◆ **Directions**
Rename "log-line" to "log-row" throughout the entries from the very first line through the one containing "divider (1448, 293, 1450, 317)", and return those lines with nothing else altered.

◆ **Exercise materials**
------------------------------------------------------------------------

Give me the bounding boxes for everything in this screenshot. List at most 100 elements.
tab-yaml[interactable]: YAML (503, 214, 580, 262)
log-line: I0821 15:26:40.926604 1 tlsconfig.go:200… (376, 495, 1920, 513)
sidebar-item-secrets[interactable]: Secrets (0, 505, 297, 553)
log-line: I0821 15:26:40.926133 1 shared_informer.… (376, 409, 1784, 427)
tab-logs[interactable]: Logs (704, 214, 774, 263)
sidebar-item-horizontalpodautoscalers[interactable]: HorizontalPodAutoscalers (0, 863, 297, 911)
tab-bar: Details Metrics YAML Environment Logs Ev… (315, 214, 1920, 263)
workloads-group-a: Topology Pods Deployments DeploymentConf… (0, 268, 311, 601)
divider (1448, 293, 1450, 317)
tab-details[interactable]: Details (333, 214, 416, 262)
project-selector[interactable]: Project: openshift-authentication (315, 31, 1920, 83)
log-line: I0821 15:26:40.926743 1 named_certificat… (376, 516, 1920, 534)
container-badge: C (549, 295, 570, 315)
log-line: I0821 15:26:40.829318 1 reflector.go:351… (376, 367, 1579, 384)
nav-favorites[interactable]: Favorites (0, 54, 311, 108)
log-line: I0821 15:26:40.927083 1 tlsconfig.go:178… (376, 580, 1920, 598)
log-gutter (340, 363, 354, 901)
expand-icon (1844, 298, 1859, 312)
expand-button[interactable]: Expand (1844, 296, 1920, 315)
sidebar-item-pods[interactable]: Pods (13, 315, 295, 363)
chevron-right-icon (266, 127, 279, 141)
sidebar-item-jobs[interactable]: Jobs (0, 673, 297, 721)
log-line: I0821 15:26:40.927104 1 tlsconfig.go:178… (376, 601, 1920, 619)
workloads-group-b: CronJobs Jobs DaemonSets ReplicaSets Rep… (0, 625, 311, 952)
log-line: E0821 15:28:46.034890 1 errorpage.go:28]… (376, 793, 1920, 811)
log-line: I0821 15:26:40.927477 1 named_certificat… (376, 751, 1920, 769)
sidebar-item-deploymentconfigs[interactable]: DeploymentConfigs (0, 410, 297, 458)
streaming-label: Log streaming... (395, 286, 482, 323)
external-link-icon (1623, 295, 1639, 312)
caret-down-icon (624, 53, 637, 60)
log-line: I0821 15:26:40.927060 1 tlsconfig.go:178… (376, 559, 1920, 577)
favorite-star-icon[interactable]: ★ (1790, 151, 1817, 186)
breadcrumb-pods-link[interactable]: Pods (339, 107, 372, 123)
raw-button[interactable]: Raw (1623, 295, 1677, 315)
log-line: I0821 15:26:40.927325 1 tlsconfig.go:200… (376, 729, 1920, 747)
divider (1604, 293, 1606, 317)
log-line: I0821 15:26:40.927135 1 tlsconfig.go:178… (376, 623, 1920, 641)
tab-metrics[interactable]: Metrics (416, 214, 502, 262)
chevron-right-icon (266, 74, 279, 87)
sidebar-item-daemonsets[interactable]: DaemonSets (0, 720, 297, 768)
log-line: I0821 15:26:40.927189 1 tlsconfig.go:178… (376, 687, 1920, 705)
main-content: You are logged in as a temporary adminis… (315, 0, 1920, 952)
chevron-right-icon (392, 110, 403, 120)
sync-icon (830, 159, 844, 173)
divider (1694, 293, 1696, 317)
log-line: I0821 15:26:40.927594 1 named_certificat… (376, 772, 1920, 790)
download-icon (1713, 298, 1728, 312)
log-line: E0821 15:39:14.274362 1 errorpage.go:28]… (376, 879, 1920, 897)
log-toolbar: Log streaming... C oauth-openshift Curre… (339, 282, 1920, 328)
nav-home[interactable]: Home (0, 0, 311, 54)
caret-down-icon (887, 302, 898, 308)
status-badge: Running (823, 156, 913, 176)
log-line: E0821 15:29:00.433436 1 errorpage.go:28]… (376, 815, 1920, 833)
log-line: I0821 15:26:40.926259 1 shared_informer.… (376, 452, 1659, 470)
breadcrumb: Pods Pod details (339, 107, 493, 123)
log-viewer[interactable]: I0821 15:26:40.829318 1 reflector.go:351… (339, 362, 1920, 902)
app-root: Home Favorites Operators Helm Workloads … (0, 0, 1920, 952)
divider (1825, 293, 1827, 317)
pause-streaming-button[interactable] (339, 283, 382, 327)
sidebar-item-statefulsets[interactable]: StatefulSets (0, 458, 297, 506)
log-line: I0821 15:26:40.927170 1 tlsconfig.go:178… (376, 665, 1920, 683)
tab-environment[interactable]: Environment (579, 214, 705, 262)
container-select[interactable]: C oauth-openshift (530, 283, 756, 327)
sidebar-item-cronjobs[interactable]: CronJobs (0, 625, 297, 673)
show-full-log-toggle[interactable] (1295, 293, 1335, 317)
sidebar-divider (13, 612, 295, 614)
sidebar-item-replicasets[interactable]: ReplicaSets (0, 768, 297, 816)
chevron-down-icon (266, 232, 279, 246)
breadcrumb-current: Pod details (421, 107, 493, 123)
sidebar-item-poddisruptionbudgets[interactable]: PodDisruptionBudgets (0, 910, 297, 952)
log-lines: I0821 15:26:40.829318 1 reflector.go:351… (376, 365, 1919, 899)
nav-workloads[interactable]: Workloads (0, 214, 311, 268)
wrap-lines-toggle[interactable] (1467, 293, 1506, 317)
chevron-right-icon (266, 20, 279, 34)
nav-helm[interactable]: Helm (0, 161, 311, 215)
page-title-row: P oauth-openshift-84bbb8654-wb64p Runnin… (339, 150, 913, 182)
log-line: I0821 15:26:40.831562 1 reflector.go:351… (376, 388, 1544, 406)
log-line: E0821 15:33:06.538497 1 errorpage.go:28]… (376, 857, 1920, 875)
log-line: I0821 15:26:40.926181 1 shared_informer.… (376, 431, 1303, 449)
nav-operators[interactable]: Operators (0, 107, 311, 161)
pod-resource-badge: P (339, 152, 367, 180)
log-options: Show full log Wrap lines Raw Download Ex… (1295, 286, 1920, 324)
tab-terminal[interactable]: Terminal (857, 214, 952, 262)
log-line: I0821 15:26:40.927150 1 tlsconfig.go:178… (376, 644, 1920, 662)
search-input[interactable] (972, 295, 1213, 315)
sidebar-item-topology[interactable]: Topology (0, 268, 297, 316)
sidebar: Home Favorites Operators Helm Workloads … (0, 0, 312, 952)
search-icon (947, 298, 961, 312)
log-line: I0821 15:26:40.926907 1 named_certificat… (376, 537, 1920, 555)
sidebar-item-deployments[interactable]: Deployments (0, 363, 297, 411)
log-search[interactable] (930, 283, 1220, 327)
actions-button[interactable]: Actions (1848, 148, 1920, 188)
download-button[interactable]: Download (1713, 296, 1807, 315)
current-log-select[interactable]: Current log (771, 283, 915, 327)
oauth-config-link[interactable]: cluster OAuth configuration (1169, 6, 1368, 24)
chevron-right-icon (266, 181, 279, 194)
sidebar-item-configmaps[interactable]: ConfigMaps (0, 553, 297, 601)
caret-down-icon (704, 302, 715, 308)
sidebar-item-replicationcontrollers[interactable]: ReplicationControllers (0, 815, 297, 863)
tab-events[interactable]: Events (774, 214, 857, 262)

------------------------------------------------------------------------

◆ **Result of this exercise**
Give me the bounding boxes for everything in this screenshot. List at most 100 elements.
tab-yaml[interactable]: YAML (503, 214, 580, 262)
log-row: I0821 15:26:40.926604 1 tlsconfig.go:200… (376, 495, 1920, 513)
sidebar-item-secrets[interactable]: Secrets (0, 505, 297, 553)
log-row: I0821 15:26:40.926133 1 shared_informer.… (376, 409, 1784, 427)
tab-logs[interactable]: Logs (704, 214, 774, 263)
sidebar-item-horizontalpodautoscalers[interactable]: HorizontalPodAutoscalers (0, 863, 297, 911)
tab-bar: Details Metrics YAML Environment Logs Ev… (315, 214, 1920, 263)
workloads-group-a: Topology Pods Deployments DeploymentConf… (0, 268, 311, 601)
divider (1448, 293, 1450, 317)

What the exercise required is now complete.